Count how many lines in the records contain the word "Move", treating uppercase and lowercase as different, and reply with only the number.
──────── DATASET RECORDS ────────
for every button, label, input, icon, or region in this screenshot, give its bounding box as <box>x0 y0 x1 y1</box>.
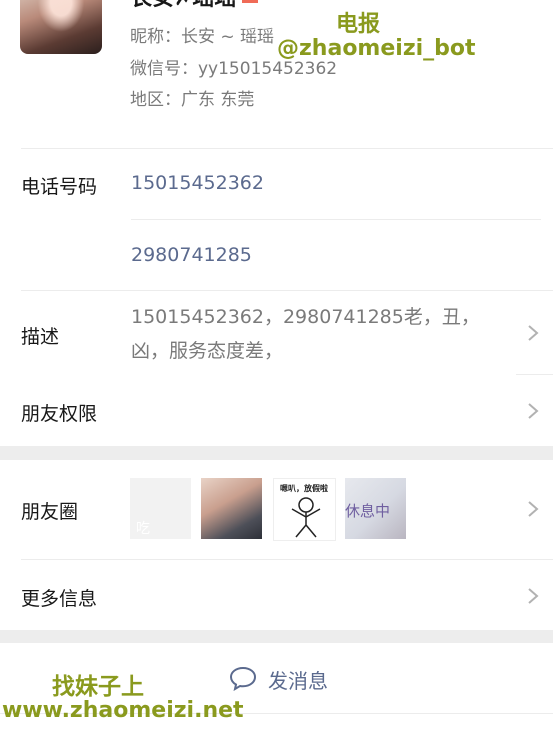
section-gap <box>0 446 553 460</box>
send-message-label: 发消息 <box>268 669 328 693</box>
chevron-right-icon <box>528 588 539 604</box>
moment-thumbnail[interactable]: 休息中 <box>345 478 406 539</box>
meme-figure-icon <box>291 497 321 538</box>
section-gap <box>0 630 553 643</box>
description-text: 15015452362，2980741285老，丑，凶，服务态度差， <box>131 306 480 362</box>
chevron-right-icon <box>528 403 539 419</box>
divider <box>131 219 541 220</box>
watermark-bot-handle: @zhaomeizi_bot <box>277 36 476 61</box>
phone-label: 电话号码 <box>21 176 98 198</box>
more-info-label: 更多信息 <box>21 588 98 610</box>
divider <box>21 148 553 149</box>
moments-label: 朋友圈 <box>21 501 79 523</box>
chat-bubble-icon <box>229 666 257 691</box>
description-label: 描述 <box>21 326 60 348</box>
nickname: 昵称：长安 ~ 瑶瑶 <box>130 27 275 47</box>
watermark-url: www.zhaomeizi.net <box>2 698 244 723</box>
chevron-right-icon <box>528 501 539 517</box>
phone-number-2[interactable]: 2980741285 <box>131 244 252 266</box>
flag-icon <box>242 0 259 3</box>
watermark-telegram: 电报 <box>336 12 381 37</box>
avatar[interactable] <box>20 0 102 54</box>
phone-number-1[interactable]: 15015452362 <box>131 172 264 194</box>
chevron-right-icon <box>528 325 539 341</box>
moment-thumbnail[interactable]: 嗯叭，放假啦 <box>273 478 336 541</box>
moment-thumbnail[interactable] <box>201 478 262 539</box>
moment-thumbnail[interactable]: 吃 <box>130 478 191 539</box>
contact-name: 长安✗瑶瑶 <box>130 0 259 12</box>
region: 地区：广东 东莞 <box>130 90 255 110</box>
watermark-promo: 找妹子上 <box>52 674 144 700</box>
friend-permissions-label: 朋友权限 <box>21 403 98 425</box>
────────
──────── DATASET RECORDS ────────
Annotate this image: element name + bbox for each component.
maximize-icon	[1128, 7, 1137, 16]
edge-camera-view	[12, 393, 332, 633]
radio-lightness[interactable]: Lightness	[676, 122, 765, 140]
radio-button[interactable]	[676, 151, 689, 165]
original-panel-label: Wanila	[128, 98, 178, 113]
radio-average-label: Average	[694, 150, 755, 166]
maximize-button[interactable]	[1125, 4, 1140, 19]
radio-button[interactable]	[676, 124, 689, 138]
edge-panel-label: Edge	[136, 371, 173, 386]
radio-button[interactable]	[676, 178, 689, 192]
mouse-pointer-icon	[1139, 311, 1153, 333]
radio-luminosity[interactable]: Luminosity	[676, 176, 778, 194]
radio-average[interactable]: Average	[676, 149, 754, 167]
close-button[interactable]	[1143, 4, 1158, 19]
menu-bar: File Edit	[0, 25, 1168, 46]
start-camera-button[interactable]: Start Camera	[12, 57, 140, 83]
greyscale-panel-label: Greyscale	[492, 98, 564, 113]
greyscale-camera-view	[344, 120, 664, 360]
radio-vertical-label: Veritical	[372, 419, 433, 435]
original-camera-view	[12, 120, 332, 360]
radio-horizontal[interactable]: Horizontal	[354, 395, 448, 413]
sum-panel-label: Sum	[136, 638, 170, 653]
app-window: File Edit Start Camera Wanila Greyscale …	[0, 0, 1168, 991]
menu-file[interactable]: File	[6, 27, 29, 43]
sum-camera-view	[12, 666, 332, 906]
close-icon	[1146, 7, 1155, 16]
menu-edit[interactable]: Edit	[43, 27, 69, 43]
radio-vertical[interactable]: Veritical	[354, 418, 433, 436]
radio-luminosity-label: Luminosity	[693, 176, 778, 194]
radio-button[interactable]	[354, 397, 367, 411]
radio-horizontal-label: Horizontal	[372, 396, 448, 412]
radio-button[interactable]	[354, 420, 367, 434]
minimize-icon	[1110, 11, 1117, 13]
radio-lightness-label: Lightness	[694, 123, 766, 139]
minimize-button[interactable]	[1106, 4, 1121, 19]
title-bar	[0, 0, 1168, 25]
────────
──────── DATASET RECORDS ────────
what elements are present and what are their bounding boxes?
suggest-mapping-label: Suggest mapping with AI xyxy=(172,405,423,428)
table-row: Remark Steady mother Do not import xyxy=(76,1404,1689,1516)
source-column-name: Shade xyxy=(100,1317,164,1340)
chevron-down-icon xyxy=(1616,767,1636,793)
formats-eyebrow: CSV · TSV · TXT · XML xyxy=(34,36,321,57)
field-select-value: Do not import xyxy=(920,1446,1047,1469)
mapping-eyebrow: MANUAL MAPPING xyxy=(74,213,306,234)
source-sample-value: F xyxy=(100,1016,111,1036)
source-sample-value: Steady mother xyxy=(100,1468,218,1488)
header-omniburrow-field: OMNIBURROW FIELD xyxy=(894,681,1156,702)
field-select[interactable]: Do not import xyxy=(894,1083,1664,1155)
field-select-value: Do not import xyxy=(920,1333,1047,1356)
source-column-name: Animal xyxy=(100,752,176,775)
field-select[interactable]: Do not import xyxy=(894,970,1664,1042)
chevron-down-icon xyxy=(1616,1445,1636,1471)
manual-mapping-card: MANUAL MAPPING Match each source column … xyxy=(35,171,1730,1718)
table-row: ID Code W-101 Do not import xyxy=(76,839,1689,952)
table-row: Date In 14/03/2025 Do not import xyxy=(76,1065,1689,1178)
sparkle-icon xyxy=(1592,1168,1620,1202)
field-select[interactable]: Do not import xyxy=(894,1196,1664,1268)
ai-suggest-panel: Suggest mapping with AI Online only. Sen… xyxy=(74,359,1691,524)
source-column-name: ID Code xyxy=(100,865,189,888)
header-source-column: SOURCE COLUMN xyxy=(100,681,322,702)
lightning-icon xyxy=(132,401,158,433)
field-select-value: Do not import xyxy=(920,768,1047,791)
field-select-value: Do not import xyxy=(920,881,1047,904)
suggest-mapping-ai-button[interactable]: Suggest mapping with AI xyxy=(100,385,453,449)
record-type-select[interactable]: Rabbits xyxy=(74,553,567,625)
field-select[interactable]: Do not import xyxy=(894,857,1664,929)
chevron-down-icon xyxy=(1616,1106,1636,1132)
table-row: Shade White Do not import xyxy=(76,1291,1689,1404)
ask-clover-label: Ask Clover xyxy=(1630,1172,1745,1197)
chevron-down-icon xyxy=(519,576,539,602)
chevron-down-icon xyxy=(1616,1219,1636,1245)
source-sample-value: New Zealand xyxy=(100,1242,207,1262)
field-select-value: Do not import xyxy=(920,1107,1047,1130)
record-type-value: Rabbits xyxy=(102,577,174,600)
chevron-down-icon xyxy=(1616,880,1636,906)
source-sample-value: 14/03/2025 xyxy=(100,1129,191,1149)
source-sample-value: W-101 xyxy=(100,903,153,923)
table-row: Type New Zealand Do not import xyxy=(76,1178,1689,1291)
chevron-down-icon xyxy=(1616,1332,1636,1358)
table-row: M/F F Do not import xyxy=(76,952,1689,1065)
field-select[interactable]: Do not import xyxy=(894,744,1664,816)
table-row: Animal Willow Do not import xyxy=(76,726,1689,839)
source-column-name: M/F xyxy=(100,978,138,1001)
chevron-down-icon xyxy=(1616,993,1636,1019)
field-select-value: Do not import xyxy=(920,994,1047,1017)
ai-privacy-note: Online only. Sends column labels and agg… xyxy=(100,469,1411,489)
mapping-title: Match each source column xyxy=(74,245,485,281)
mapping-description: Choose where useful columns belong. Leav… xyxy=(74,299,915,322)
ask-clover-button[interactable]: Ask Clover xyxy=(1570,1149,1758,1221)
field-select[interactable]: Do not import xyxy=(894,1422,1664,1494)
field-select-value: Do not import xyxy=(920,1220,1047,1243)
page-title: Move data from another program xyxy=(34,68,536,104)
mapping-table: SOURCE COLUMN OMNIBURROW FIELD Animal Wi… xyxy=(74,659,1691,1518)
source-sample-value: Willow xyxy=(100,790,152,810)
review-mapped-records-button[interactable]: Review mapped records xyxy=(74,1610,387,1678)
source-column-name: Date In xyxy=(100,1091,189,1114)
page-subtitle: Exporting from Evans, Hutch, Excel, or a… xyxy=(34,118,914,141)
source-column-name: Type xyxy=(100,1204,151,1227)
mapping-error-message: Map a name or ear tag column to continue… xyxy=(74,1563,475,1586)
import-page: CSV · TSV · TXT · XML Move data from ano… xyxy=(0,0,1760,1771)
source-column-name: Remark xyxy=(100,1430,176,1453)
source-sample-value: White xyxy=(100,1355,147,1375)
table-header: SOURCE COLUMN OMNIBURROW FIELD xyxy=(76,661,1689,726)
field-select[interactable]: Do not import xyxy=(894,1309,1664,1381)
────────
*SOLUTION*.
2